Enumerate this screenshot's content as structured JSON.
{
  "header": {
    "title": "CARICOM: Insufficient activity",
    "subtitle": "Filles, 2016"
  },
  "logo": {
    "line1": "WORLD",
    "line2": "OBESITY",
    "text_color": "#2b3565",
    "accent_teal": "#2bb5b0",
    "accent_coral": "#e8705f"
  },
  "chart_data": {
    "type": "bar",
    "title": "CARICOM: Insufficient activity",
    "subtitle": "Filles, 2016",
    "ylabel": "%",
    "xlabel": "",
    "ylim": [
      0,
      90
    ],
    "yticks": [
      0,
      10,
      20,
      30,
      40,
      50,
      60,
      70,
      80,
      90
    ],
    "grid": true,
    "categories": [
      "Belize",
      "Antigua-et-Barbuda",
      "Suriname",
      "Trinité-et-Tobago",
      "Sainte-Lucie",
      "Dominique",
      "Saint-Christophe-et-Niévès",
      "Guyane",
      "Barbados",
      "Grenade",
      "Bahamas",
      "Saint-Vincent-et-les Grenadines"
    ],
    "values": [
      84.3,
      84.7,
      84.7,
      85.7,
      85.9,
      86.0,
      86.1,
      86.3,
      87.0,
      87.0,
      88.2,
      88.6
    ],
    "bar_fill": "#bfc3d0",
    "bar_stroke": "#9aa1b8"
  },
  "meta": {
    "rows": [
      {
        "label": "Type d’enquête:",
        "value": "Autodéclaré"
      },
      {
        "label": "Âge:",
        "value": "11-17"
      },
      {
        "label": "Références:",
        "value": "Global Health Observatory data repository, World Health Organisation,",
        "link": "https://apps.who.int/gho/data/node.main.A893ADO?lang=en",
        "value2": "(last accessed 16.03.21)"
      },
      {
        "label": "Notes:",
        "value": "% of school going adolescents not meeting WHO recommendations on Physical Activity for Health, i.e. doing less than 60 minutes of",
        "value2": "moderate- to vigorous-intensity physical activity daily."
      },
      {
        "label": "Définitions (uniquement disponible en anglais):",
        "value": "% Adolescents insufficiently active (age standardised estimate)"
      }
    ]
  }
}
+ + + + +
*Stated problem:*
Restate all of the entries above precisely.

*Exercise solution:*
Enumerate this screenshot's content as structured JSON.
{
  "header": {
    "title": "CARICOM: Insufficient activity",
    "subtitle": "Filles, 2016"
  },
  "logo": {
    "line1": "WORLD",
    "line2": "OBESITY",
    "text_color": "#2b3565",
    "accent_teal": "#2bb5b0",
    "accent_coral": "#e8705f"
  },
  "chart_data": {
    "type": "bar",
    "title": "CARICOM: Insufficient activity",
    "subtitle": "Filles, 2016",
    "ylabel": "%",
    "xlabel": "",
    "ylim": [
      0,
      90
    ],
    "yticks": [
      0,
      10,
      20,
      30,
      40,
      50,
      60,
      70,
      80,
      90
    ],
    "grid": true,
    "categories": [
      "Belize",
      "Antigua-et-Barbuda",
      "Suriname",
      "Trinité-et-Tobago",
      "Sainte-Lucie",
      "Dominique",
      "Saint-Christophe-et-Niévès",
      "Guyane",
      "Barbados",
      "Grenade",
      "Bahamas",
      "Saint-Vincent-et-les Grenadines"
    ],
    "values": [
      84.3,
      84.7,
      84.7,
      85.7,
      85.9,
      86.0,
      86.1,
      86.3,
      87.0,
      87.0,
      88.2,
      88.6
    ],
    "bar_fill": "#bfc3d0",
    "bar_stroke": "#9aa1b8"
  },
  "meta": {
    "rows": [
      {
        "label": "Type d’enquête:",
        "value": "Autodéclaré"
      },
      {
        "label": "Âge:",
        "value": "11-17"
      },
      {
        "label": "Références:",
        "value": "Global Health Observatory data repository, World Health Organisation,",
        "link": "https://apps.who.int/gho/data/node.main.A893ADO?lang=en",
        "value2": "(last accessed 16.03.21)"
      },
      {
        "label": "Notes:",
        "value": "% of school going adolescents not meeting WHO recommendations on Physical Activity for Health, i.e. doing less than 60 minutes of",
        "value2": "moderate- to vigorous-intensity physical activity daily."
      },
      {
        "label": "Définitions (uniquement disponible en anglais):",
        "value": "% Adolescents insufficiently active (age standardised estimate)"
      }
    ]
  }
}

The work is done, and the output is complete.